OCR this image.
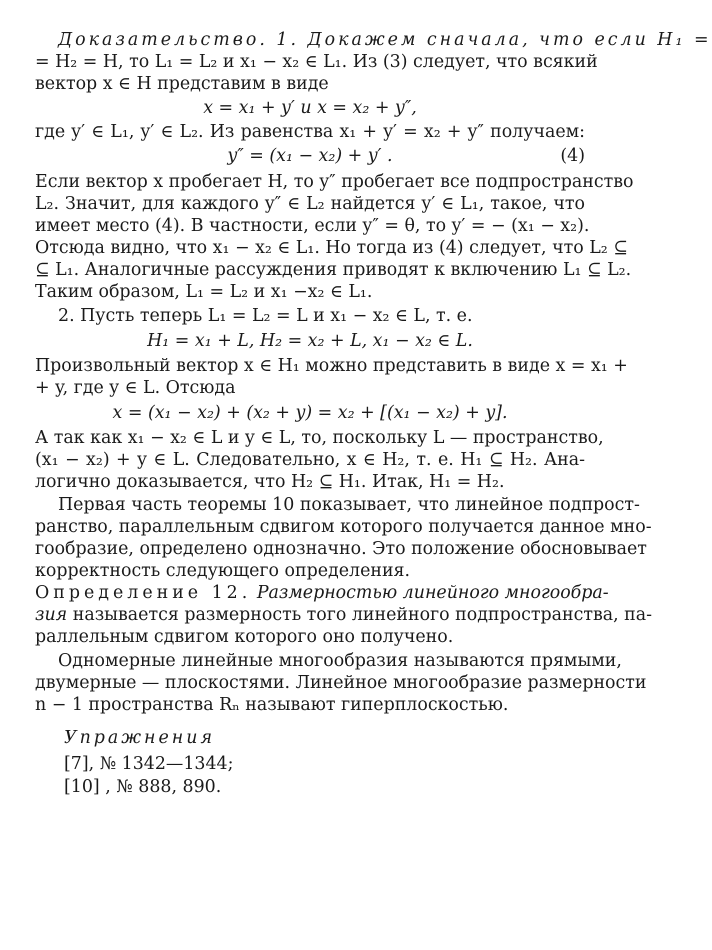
Доказательство. 1. Докажем сначала, что если H₁ =
= H₂ = H, то L₁ = L₂ и x₁ − x₂ ∈ L₁. Из (3) следует, что всякий
вектор x ∈ H представим в виде
x = x₁ + y′ и x = x₂ + y″,
где y′ ∈ L₁, y′ ∈ L₂. Из равенства x₁ + y′ = x₂ + y″ получаем:
y″ = (x₁ − x₂) + y′ .	(4)
Если вектор x пробегает H, то y″ пробегает все подпространство
L₂. Значит, для каждого y″ ∈ L₂ найдется y′ ∈ L₁, такое, что
имеет место (4). В частности, если y″ = θ, то y′ = − (x₁ − x₂).
Отсюда видно, что x₁ − x₂ ∈ L₁. Но тогда из (4) следует, что L₂ ⊆
⊆ L₁. Аналогичные рассуждения приводят к включению L₁ ⊆ L₂.
Таким образом, L₁ = L₂ и x₁ −x₂ ∈ L₁.
2. Пусть теперь L₁ = L₂ = L и x₁ − x₂ ∈ L, т. е.
H₁ = x₁ + L, H₂ = x₂ + L, x₁ − x₂ ∈ L.
Произвольный вектор x ∈ H₁ можно представить в виде x = x₁ +
+ y, где y ∈ L. Отсюда
x = (x₁ − x₂) + (x₂ + y) = x₂ + [(x₁ − x₂) + y].
А так как x₁ − x₂ ∈ L и y ∈ L, то, поскольку L — пространство,
(x₁ − x₂) + y ∈ L. Следовательно, x ∈ H₂, т. е. H₁ ⊆ H₂. Ана-
логично доказывается, что H₂ ⊆ H₁. Итак, H₁ = H₂.
Первая часть теоремы 10 показывает, что линейное подпрост-
ранство, параллельным сдвигом которого получается данное мно-
гообразие, определено однозначно. Это положение обосновывает
корректность следующего определения.
Определение 12. Размерностью линейного многообра-
зия называется размерность того линейного подпространства, па-
раллельным сдвигом которого оно получено.
Одномерные линейные многообразия называются прямыми,
двумерные — плоскостями. Линейное многообразие размерности
n − 1 пространства Rₙ называют гиперплоскостью.
Упражнения
[7], № 1342—1344;
[10] , № 888, 890.
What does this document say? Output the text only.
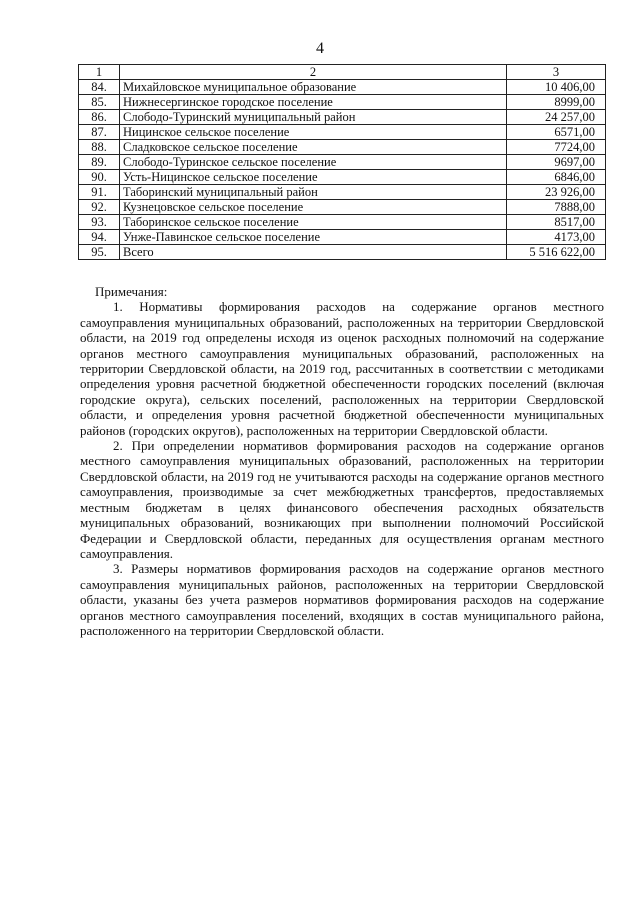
4
1	2	3
84.	Михайловское муниципальное образование	10 406,00
85.	Нижнесергинское городское поселение	8999,00
86.	Слободо-Туринский муниципальный район	24 257,00
87.	Ницинское сельское поселение	6571,00
88.	Сладковское сельское поселение	7724,00
89.	Слободо-Туринское сельское поселение	9697,00
90.	Усть-Ницинское сельское поселение	6846,00
91.	Таборинский муниципальный район	23 926,00
92.	Кузнецовское сельское поселение	7888,00
93.	Таборинское сельское поселение	8517,00
94.	Унже-Павинское сельское поселение	4173,00
95.	Всего	5 516 622,00
Примечания:

1. Нормативы формирования расходов на содержание органов местного самоуправления муниципальных образований, расположенных на территории Свердловской области, на 2019 год определены исходя из оценок расходных полномочий на содержание органов местного самоуправления муниципальных образований, расположенных на территории Свердловской области, на 2019 год, рассчитанных в соответствии с методиками определения уровня расчетной бюджетной обеспеченности городских поселений (включая городские округа), сельских поселений, расположенных на территории Свердловской области, и определения уровня расчетной бюджетной обеспеченности муниципальных районов (городских округов), расположенных на территории Свердловской области.

2. При определении нормативов формирования расходов на содержание органов местного самоуправления муниципальных образований, расположенных на территории Свердловской области, на 2019 год не учитываются расходы на содержание органов местного самоуправления, производимые за счет межбюджетных трансфертов, предоставляемых местным бюджетам в целях финансового обеспечения расходных обязательств муниципальных образований, возникающих при выполнении полномочий Российской Федерации и Свердловской области, переданных для осуществления органам местного самоуправления.

3. Размеры нормативов формирования расходов на содержание органов местного самоуправления муниципальных районов, расположенных на территории Свердловской области, указаны без учета размеров нормативов формирования расходов на содержание органов местного самоуправления поселений, входящих в состав муниципального района, расположенного на территории Свердловской области.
****************************************
» **Exercise objective**: Images should not appear in the copy; retype the listing above exactly.

» **Result for this task**:
OCR this image.
Доказательство. 1. Докажем сначала, что если H₁ =
= H₂ = H, то L₁ = L₂ и x₁ − x₂ ∈ L₁. Из (3) следует, что всякий
вектор x ∈ H представим в виде
x = x₁ + y′ и x = x₂ + y″,
где y′ ∈ L₁, y′ ∈ L₂. Из равенства x₁ + y′ = x₂ + y″ получаем:
y″ = (x₁ − x₂) + y′ .	(4)
Если вектор x пробегает H, то y″ пробегает все подпространство
L₂. Значит, для каждого y″ ∈ L₂ найдется y′ ∈ L₁, такое, что
имеет место (4). В частности, если y″ = θ, то y′ = − (x₁ − x₂).
Отсюда видно, что x₁ − x₂ ∈ L₁. Но тогда из (4) следует, что L₂ ⊆
⊆ L₁. Аналогичные рассуждения приводят к включению L₁ ⊆ L₂.
Таким образом, L₁ = L₂ и x₁ −x₂ ∈ L₁.
2. Пусть теперь L₁ = L₂ = L и x₁ − x₂ ∈ L, т. е.
H₁ = x₁ + L, H₂ = x₂ + L, x₁ − x₂ ∈ L.
Произвольный вектор x ∈ H₁ можно представить в виде x = x₁ +
+ y, где y ∈ L. Отсюда
x = (x₁ − x₂) + (x₂ + y) = x₂ + [(x₁ − x₂) + y].
А так как x₁ − x₂ ∈ L и y ∈ L, то, поскольку L — пространство,
(x₁ − x₂) + y ∈ L. Следовательно, x ∈ H₂, т. е. H₁ ⊆ H₂. Ана-
логично доказывается, что H₂ ⊆ H₁. Итак, H₁ = H₂.
Первая часть теоремы 10 показывает, что линейное подпрост-
ранство, параллельным сдвигом которого получается данное мно-
гообразие, определено однозначно. Это положение обосновывает
корректность следующего определения.
Определение 12. Размерностью линейного многообра-
зия называется размерность того линейного подпространства, па-
раллельным сдвигом которого оно получено.
Одномерные линейные многообразия называются прямыми,
двумерные — плоскостями. Линейное многообразие размерности
n − 1 пространства Rₙ называют гиперплоскостью.
Упражнения
[7], № 1342—1344;
[10] , № 888, 890.
What does this document say? Output the text only.
4
1	2	3
84.	Михайловское муниципальное образование	10 406,00
85.	Нижнесергинское городское поселение	8999,00
86.	Слободо-Туринский муниципальный район	24 257,00
87.	Ницинское сельское поселение	6571,00
88.	Сладковское сельское поселение	7724,00
89.	Слободо-Туринское сельское поселение	9697,00
90.	Усть-Ницинское сельское поселение	6846,00
91.	Таборинский муниципальный район	23 926,00
92.	Кузнецовское сельское поселение	7888,00
93.	Таборинское сельское поселение	8517,00
94.	Унже-Павинское сельское поселение	4173,00
95.	Всего	5 516 622,00
Примечания:

1. Нормативы формирования расходов на содержание органов местного самоуправления муниципальных образований, расположенных на территории Свердловской области, на 2019 год определены исходя из оценок расходных полномочий на содержание органов местного самоуправления муниципальных образований, расположенных на территории Свердловской области, на 2019 год, рассчитанных в соответствии с методиками определения уровня расчетной бюджетной обеспеченности городских поселений (включая городские округа), сельских поселений, расположенных на территории Свердловской области, и определения уровня расчетной бюджетной обеспеченности муниципальных районов (городских округов), расположенных на территории Свердловской области.

2. При определении нормативов формирования расходов на содержание органов местного самоуправления муниципальных образований, расположенных на территории Свердловской области, на 2019 год не учитываются расходы на содержание органов местного самоуправления, производимые за счет межбюджетных трансфертов, предоставляемых местным бюджетам в целях финансового обеспечения расходных обязательств муниципальных образований, возникающих при выполнении полномочий Российской Федерации и Свердловской области, переданных для осуществления органам местного самоуправления.

3. Размеры нормативов формирования расходов на содержание органов местного самоуправления муниципальных районов, расположенных на территории Свердловской области, указаны без учета размеров нормативов формирования расходов на содержание органов местного самоуправления поселений, входящих в состав муниципального района, расположенного на территории Свердловской области.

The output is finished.